## Instruções da tarefa
Devolva sem nenhuma alteração as linhas que vão do início dos itens até a linha com "data-point xyxy=(267,289,270,292)", incluindo ambas as extremidades.

Itens de uma fonte de dados
# # # # #
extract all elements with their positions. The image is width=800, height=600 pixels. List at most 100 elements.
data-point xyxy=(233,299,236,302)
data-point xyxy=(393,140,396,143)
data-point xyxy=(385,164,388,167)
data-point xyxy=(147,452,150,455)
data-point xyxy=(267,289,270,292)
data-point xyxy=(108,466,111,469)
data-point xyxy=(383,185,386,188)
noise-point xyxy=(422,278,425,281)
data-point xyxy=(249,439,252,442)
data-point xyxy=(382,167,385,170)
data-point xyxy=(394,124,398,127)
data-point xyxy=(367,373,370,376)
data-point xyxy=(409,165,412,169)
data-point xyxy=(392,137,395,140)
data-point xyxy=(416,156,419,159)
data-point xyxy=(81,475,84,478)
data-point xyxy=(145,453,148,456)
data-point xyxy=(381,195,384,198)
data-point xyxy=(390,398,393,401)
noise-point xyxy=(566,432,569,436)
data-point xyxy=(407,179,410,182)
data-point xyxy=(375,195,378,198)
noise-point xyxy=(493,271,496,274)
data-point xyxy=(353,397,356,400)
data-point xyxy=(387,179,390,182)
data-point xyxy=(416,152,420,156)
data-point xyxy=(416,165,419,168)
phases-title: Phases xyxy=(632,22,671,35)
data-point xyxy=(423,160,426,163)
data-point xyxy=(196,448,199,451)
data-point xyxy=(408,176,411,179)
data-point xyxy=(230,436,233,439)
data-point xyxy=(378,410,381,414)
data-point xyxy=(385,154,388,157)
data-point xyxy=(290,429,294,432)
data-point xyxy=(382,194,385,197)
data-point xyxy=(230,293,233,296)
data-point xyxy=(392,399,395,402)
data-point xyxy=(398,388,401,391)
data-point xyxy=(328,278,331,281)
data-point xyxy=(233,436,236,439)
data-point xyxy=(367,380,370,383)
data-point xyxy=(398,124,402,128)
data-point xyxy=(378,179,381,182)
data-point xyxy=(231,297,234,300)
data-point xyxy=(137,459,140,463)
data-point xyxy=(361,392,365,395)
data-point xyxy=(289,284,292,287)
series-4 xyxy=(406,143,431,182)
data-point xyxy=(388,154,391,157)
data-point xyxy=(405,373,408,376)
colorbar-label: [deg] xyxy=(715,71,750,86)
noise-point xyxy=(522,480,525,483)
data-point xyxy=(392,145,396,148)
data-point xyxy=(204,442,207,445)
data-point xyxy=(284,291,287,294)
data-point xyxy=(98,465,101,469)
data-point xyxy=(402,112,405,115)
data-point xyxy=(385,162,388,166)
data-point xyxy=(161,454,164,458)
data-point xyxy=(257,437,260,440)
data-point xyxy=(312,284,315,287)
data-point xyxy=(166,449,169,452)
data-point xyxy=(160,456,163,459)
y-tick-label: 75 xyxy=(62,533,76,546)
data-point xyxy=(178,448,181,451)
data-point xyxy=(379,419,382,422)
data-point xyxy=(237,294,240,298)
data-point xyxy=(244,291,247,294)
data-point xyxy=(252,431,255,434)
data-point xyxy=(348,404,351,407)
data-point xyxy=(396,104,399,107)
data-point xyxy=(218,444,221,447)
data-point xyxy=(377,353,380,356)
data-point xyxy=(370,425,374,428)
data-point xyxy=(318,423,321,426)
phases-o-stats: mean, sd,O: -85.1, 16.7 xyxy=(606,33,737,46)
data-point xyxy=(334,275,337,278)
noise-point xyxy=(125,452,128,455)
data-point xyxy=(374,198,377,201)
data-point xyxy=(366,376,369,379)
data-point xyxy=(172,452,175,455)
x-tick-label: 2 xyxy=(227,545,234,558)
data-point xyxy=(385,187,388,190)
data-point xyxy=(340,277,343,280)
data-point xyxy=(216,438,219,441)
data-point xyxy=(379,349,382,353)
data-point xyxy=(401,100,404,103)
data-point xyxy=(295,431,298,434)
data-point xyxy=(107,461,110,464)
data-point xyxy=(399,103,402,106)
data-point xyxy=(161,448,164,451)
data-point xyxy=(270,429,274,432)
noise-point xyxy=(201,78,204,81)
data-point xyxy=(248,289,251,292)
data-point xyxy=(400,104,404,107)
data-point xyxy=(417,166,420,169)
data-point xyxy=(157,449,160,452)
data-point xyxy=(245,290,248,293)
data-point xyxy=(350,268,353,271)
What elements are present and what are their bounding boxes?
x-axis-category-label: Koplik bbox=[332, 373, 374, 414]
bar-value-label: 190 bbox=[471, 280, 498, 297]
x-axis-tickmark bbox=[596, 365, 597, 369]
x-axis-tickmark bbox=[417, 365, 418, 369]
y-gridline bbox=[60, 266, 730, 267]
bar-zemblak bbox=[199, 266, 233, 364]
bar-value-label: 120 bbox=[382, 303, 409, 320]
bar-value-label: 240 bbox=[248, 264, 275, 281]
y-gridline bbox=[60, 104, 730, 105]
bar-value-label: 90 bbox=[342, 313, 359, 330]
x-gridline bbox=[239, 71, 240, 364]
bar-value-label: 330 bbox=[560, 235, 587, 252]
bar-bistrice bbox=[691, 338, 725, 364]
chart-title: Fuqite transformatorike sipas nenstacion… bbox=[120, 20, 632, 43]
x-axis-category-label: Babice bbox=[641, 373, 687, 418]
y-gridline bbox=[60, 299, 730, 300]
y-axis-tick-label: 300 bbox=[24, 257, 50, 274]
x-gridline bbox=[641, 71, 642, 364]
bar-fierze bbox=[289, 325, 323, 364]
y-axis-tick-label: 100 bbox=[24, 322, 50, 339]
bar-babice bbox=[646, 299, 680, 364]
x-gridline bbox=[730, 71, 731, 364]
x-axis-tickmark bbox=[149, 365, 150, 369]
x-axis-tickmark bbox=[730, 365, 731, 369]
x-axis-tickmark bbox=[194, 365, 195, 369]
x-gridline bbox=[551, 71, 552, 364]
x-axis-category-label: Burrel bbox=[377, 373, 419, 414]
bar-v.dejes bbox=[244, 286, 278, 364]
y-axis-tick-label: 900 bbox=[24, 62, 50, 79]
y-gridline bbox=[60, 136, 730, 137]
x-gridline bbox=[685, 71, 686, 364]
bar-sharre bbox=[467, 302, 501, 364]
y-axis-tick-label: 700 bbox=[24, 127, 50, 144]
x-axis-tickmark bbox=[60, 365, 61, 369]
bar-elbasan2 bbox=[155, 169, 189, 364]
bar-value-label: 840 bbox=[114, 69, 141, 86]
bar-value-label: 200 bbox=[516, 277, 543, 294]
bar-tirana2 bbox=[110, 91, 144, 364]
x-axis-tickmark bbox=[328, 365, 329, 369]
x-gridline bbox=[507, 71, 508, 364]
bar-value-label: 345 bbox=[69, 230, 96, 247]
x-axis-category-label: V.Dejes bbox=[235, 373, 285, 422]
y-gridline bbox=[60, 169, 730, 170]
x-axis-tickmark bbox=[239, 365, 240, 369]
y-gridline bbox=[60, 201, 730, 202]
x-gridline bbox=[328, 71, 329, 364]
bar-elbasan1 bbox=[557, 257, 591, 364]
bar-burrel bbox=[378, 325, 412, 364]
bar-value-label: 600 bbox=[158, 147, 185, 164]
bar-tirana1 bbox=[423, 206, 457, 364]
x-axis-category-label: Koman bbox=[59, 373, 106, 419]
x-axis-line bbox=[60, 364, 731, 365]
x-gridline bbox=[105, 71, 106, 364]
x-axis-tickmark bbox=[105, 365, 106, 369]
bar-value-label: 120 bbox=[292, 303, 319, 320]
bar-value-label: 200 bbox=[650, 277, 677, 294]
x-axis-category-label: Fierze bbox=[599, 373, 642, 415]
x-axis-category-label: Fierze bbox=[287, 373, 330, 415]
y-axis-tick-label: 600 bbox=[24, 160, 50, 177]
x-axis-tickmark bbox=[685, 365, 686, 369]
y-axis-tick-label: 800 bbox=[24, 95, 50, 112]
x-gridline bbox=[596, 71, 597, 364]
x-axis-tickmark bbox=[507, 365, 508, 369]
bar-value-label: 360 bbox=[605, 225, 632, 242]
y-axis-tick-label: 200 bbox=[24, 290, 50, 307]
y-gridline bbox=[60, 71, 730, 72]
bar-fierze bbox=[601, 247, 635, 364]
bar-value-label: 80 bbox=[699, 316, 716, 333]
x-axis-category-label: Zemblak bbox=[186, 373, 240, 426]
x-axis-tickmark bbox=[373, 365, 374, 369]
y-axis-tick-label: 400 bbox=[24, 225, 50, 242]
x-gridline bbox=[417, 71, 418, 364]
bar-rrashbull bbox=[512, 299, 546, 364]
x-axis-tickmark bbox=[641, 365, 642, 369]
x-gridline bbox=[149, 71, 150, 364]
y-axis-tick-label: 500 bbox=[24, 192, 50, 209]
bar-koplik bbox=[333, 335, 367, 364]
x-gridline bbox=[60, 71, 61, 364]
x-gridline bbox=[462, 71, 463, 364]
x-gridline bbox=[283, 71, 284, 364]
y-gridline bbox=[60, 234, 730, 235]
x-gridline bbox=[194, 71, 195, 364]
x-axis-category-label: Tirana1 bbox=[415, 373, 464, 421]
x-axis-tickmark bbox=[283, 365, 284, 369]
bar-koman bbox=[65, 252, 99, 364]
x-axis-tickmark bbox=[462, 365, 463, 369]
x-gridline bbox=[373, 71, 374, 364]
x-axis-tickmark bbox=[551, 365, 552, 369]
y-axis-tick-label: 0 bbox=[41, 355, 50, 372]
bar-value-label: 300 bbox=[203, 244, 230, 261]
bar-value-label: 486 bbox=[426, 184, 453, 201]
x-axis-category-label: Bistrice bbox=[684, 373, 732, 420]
# # # # #
## Resposta
extract all elements with their positions. The image is width=800, height=600 pixels. List at most 100 elements.
data-point xyxy=(233,299,236,302)
data-point xyxy=(393,140,396,143)
data-point xyxy=(385,164,388,167)
data-point xyxy=(147,452,150,455)
data-point xyxy=(267,289,270,292)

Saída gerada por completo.